• REQUIRED ACTIONS:
1. In the factor graphs and GTSAM introduction, what does the name GTSAM stand for?
2. From the GTSAM introduction, copy the passage that begins at the words "This is an updated" and ends after "and Michael Kaess.", switching "article" to "paper".
3. Pick up the factor graphs and GTSAM introduction after its final line and keep writing.

Factor Graphs and GTSAM:A Hands-on Introduction

This is an updated version of the 2012 tech-report Factor Graphs and GTSAM: A Hands-on Introduction by Frank Dellaert. A more thorough introduction to the use of factor graphs in robotics is the 2017 article Factor graphs for robot perception by Frank Dellaert and Michael Kaess.

## Overview

Factor graphs are graphical models (Koller and Friedman, 2009) that are well suited to modeling complex estimation problems, such as Simultaneous Localization and Mapping (SLAM) or Structure from Motion (SFM). You might be familiar with another often used graphical model, Bayes networks, which are directed acyclic graphs. A factor graph, however, is a bipartite graph consisting of factors connected to variables. The variables represent the unknown random variables in the estimation problem, whereas the factors represent probabilistic constraints on those variables, derived from measurements or prior knowledge. In the following sections I will illustrate this with examples from both robotics and vision.
The GTSAM toolbox (GTSAM stands for “Georgia Tech Smoothing and Mapping”) toolbox is a BSD-licensed C++ library based on factor graphs, developed at the Georgia Institute of Technology by myself, many of my students, and collaborators. It provides state of the art solutions to the SLAM and SFM problems, but can also be used to model and solve both simpler and more complex estimation problems. It also provides a MATLAB interface which allows for rapid prototype development, visualization, and user interaction.
GTSAM exploits sparsity to be computationally efficient. Typically measurements only provide information on the relationship between a handful of variables, and hence the resulting factor graph will be sparsely connected. This is exploited by the algorithms implemented in GTSAM to reduce computational complexity. Even when graphs are too dense to be handled efficiently by direct methods, GTSAM provides iterative methods that are quite efficient regardless.

## 1 Factor Graphs

Let us start with a one-page primer on factor graphs, which in no way replaces the excellent and detailed reviews by Kschischang et al. (2001) and Loeliger (2004). Figure 1: An HMM, unrolled over three time-steps, represented by a Bayes net.

• MATERIAL SHOWN:
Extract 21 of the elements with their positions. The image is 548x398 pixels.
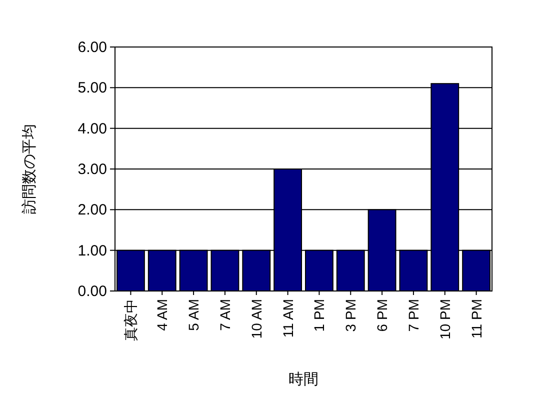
x-tick-label: 真夜中 [122, 299, 139, 341]
y-axis-title: 訪問数の平均 [21, 124, 38, 214]
x-tick-label: 10 AM [248, 299, 264, 339]
y-tick-label: 6.00 [78, 39, 107, 56]
y-tick-label: 2.00 [78, 202, 107, 219]
y-tick-label: 0.00 [78, 283, 107, 300]
x-tick-label: 5 AM [186, 299, 202, 331]
y-tick-label: 5.00 [78, 80, 107, 97]
x-tick-label: 11 AM [280, 299, 296, 338]
y-tick-label: 4.00 [78, 120, 107, 138]
x-tick-label: 11 PM [468, 299, 484, 338]
y-tick-label: 1.00 [78, 242, 107, 260]
x-tick-label: 7 PM [405, 299, 422, 332]
y-tick-label: 3.00 [78, 161, 107, 178]
x-tick-label: 1 PM [311, 299, 328, 332]
x-axis-title: 時間 [288, 371, 318, 388]
x-tick-label: 7 AM [216, 299, 233, 331]
x-tick-label: 4 AM [154, 299, 170, 331]
x-tick-label: 6 PM [374, 299, 390, 332]
x-tick-label: 3 PM [342, 299, 359, 332]
x-tick-label: 10 PM [436, 299, 453, 340]
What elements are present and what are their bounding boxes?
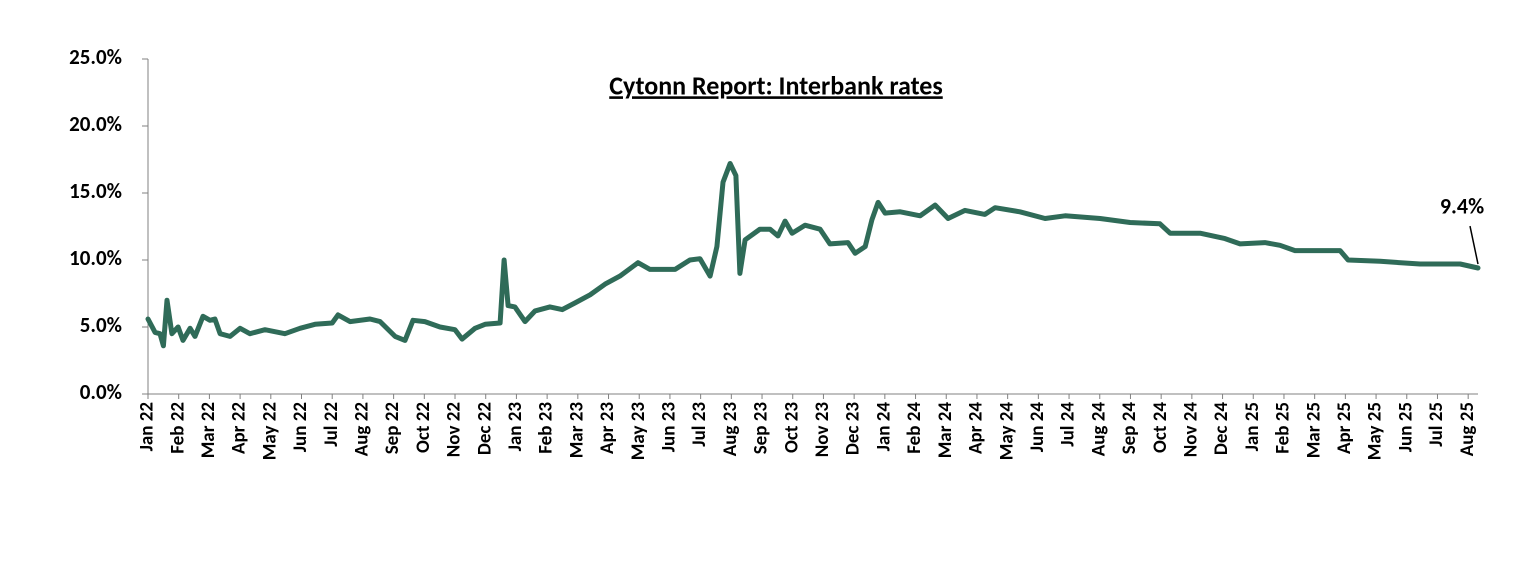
x-tick-label: Sep 24 [1118,402,1141,455]
x-tick-label: Dec 24 [1210,402,1233,455]
x-tick-label: Mar 25 [1302,402,1325,458]
x-tick-label: Aug 24 [1087,402,1110,457]
series-line [145,161,1481,349]
x-tick-label: Apr 23 [596,402,619,454]
x-tick-label: Jan 22 [136,402,159,451]
y-tick-label: 20.0% [69,111,122,137]
x-tick-label: Jul 25 [1425,402,1448,447]
x-tick-label: Nov 23 [811,402,834,458]
x-tick-label: Jul 22 [320,402,343,447]
annotation: 9.4% [1440,192,1484,219]
x-tick-label: Oct 22 [412,402,435,453]
x-tick-label: Feb 23 [535,402,558,454]
x-tick-label: Sep 22 [381,402,404,454]
chart-title: Cytonn Report: Interbank rates [609,69,943,101]
x-tick-label: Jan 23 [504,402,527,452]
y-tick-label: 0.0% [80,379,122,405]
x-tick-label: Feb 25 [1272,402,1295,454]
x-tick-label: May 24 [995,402,1018,461]
x-tick-label: Mar 23 [565,402,588,459]
x-tick-label: Apr 24 [965,402,988,454]
x-tick-label: May 25 [1364,402,1387,460]
x-tick-label: Aug 22 [351,402,374,456]
x-tick-label: Oct 24 [1149,402,1172,453]
x-tick-label: Nov 22 [443,402,466,457]
x-tick-label: Mar 24 [934,402,957,459]
x-tick-label: Sep 23 [750,402,773,455]
x-tick-label: Jul 24 [1057,402,1080,447]
x-tick-label: Dec 23 [842,402,865,455]
x-tick-label: Oct 23 [780,402,803,453]
x-tick-label: Feb 24 [903,402,926,454]
x-tick-label: Aug 25 [1456,402,1479,456]
x-tick-label: Jul 23 [688,402,711,447]
x-tick-label: Nov 24 [1179,402,1202,458]
x-tick-label: Aug 23 [719,402,742,457]
x-tick-label: Apr 22 [228,402,251,454]
x-tick-label: Mar 22 [197,402,220,458]
x-tick-label: May 23 [627,402,650,461]
annotation-leader [1469,225,1479,265]
x-tick-label: Jan 25 [1241,402,1264,451]
x-tick-label: Jun 25 [1394,402,1417,452]
x-tick-label: Jan 24 [872,402,895,452]
x-tick-label: Jun 24 [1026,402,1049,453]
x-tick-label: Jun 23 [658,402,681,453]
y-tick-label: 25.0% [69,44,122,70]
x-tick-label: Apr 25 [1333,402,1356,454]
y-tick-label: 10.0% [69,245,122,271]
x-tick-label: Jun 22 [289,402,312,452]
x-tick-label: Dec 22 [473,402,496,455]
y-tick-label: 15.0% [69,178,122,204]
y-tick-label: 5.0% [80,312,122,338]
x-tick-label: May 22 [258,402,281,460]
x-tick-label: Feb 22 [166,402,189,454]
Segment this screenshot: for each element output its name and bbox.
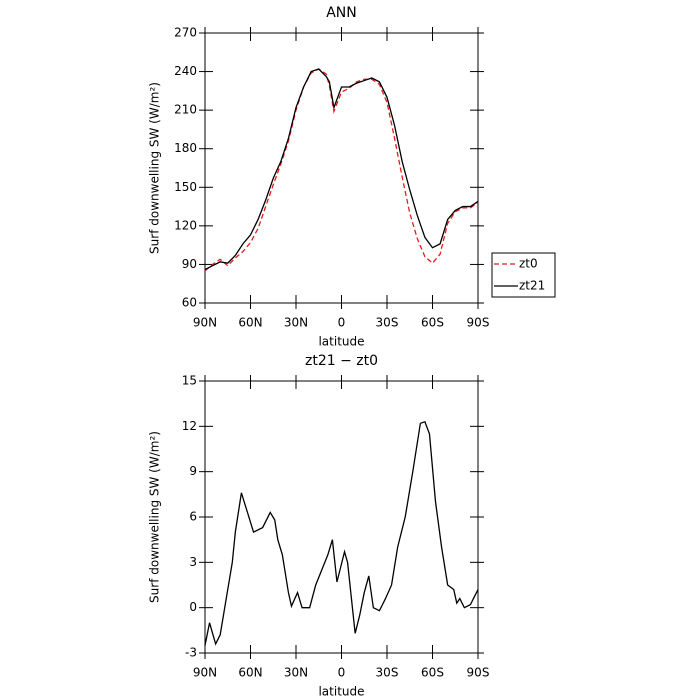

• IN RESPONSE:
1. Georgia Tech Smoothing and Mapping

2.
This is an updated version of the 2012 tech-report Factor Graphs and GTSAM: A Hands-on Introduction by Frank Dellaert. A more thorough introduction to the use of factor graphs in robotics is the 2017 paper Factor graphs for robot perception by Frank Dellaert and Michael Kaess.

3.
Figure 1 shows the Bayes network for a hidden Markov model (HMM) over three time steps. In a Bayes net, each node is associated with a conditional density: the top Markov chain encodes the prior $P\left({X}_{1}\right)$ and transition probabilities $P\left({X}_{2}|{X}_{1}\right)$ and $P\left({X}_{3}|{X}_{2}\right)$, whereas measurements ${Z}_{t}$ depend only on the state ${X}_{t}$, modeled by conditional densities $P\left({Z}_{t}|{X}_{t}\right)$. Given known measurements ${z}_{1}$, ${z}_{2}$ and ${z}_{3}$ we are interested in the hidden state sequence $\left({X}_{1},{X}_{2},{X}_{3}\right)$ that maximizes the posterior probability $P\left({X}_{1},{X}_{2},{X}_{3}|{Z}_{1}={z}_{1},{Z}_{2}={z}_{2},{Z}_{3}={z}_{3}\right)$. Since the measurements ${Z}_{1}$, ${Z}_{2}$, and ${Z}_{3}$ are known, the posterior is proportional to the product of six factors, three of which derive from the the Markov chain, and three likelihood factors defined as $L\left({X}_{t};z\right)\propto P\left({Z}_{t}=z|{X}_{t}\right)$:$P\left({X}_{1},{X}_{2},{X}_{3}|{Z}_{1},{Z}_{2},{Z}_{3}\right)\propto P\left({X}_{1}\right)P\left({X}_{2}|{X}_{1}\right)P\left({X}_{3}|{X}_{2}\right)L\left({X}_{1};{z}_{1}\right)L\left({X}_{2};{z}_{2}\right)L\left({X}_{3};{z}_{3}\right)$ Figure 2: An HMM with observed measurements, unrolled over time, represented as a factor graph.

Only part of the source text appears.